━━━ Data for the task ━━━
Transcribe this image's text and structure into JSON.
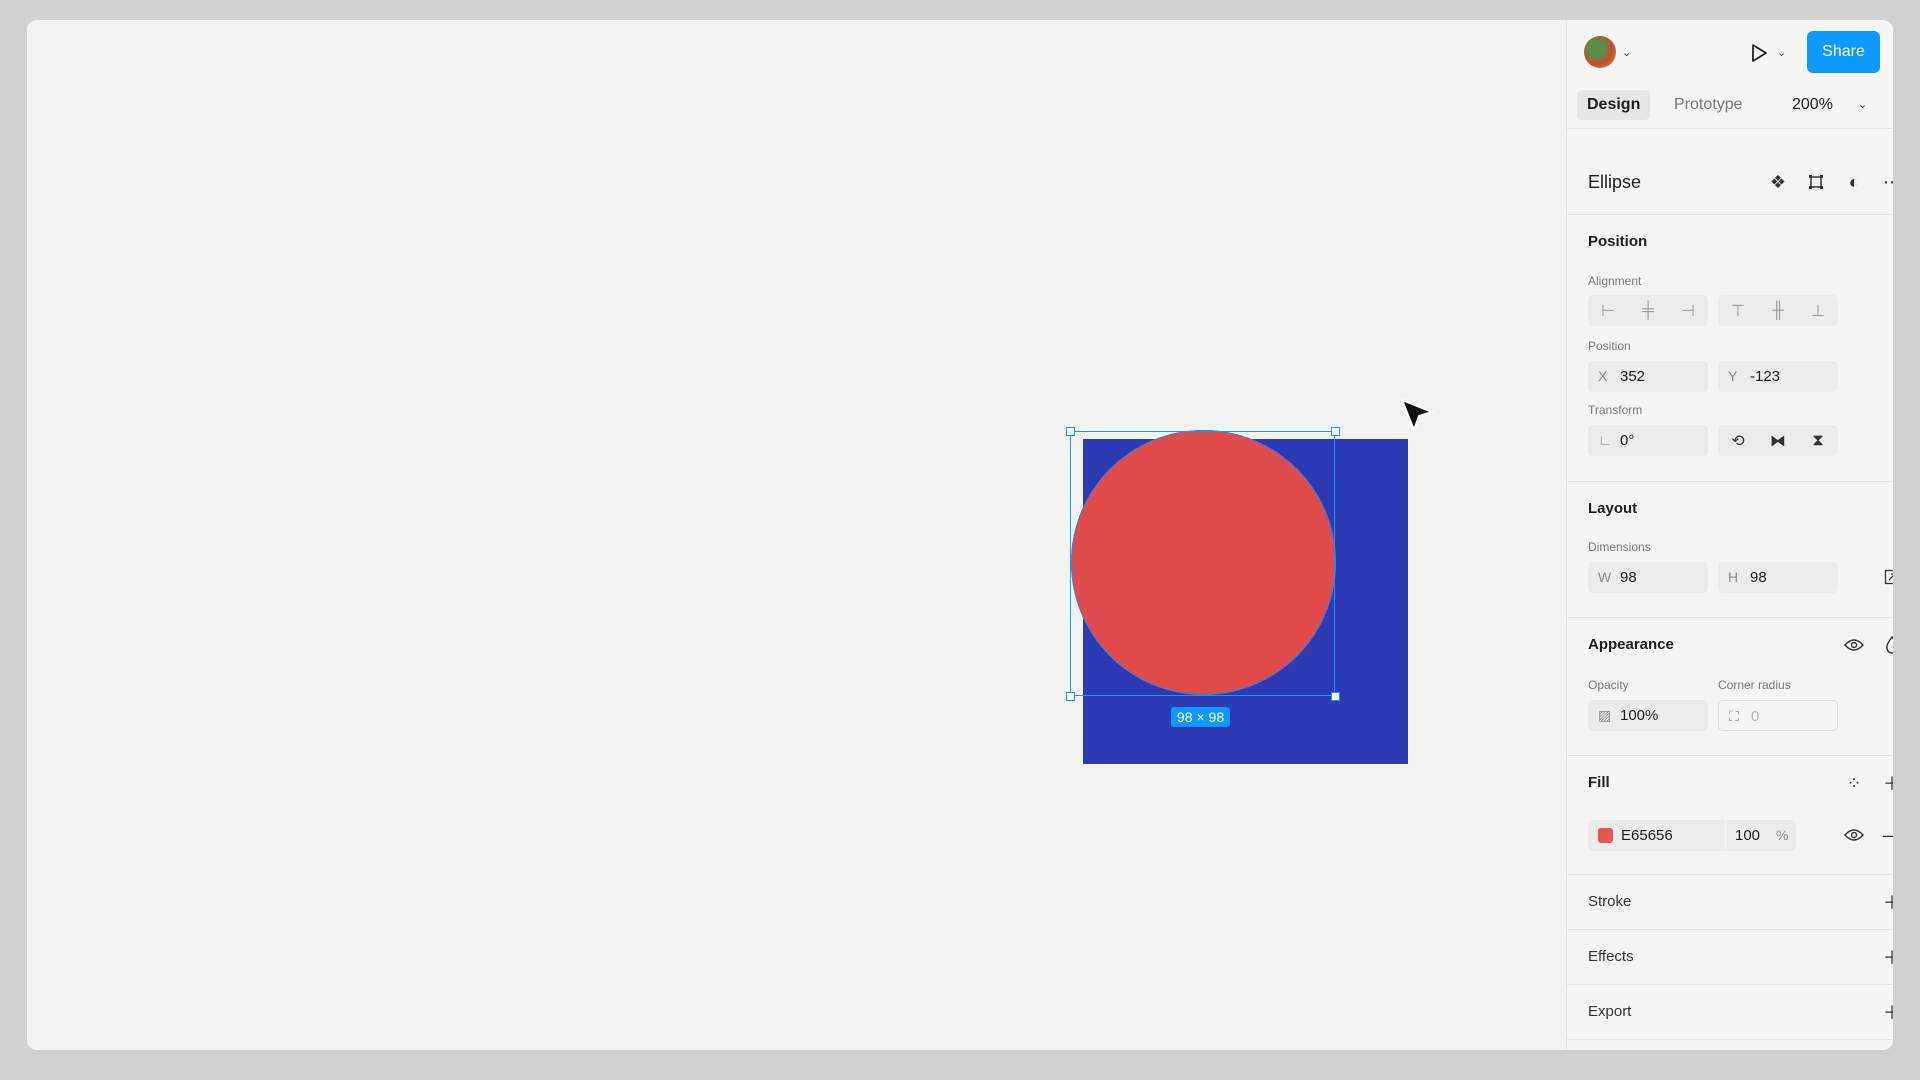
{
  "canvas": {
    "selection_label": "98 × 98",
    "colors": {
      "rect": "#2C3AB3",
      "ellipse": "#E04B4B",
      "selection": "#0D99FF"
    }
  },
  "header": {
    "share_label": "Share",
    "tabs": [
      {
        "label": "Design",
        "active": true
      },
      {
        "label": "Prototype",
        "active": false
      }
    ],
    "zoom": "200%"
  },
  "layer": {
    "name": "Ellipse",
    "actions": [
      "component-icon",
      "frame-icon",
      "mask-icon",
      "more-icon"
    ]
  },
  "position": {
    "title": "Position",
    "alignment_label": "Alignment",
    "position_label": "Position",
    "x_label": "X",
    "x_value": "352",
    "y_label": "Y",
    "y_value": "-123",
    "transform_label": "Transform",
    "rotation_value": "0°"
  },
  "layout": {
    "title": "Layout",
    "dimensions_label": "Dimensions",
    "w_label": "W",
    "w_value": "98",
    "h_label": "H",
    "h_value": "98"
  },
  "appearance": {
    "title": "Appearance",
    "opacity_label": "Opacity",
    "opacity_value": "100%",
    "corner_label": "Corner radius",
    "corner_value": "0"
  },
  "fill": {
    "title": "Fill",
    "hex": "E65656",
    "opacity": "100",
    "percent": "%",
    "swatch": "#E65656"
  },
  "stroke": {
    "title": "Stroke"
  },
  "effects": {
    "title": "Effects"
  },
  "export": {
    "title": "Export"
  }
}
━━━
** Goal **
Go back to the records above and write them out exactly, without the pictures.

** Exercise result **
Transcribe this image's text and structure into JSON.
{
  "canvas": {
    "selection_label": "98 × 98",
    "colors": {
      "rect": "#2C3AB3",
      "ellipse": "#E04B4B",
      "selection": "#0D99FF"
    }
  },
  "header": {
    "share_label": "Share",
    "tabs": [
      {
        "label": "Design",
        "active": true
      },
      {
        "label": "Prototype",
        "active": false
      }
    ],
    "zoom": "200%"
  },
  "layer": {
    "name": "Ellipse",
    "actions": [
      "component-icon",
      "frame-icon",
      "mask-icon",
      "more-icon"
    ]
  },
  "position": {
    "title": "Position",
    "alignment_label": "Alignment",
    "position_label": "Position",
    "x_label": "X",
    "x_value": "352",
    "y_label": "Y",
    "y_value": "-123",
    "transform_label": "Transform",
    "rotation_value": "0°"
  },
  "layout": {
    "title": "Layout",
    "dimensions_label": "Dimensions",
    "w_label": "W",
    "w_value": "98",
    "h_label": "H",
    "h_value": "98"
  },
  "appearance": {
    "title": "Appearance",
    "opacity_label": "Opacity",
    "opacity_value": "100%",
    "corner_label": "Corner radius",
    "corner_value": "0"
  },
  "fill": {
    "title": "Fill",
    "hex": "E65656",
    "opacity": "100",
    "percent": "%",
    "swatch": "#E65656"
  },
  "stroke": {
    "title": "Stroke"
  },
  "effects": {
    "title": "Effects"
  },
  "export": {
    "title": "Export"
  }
}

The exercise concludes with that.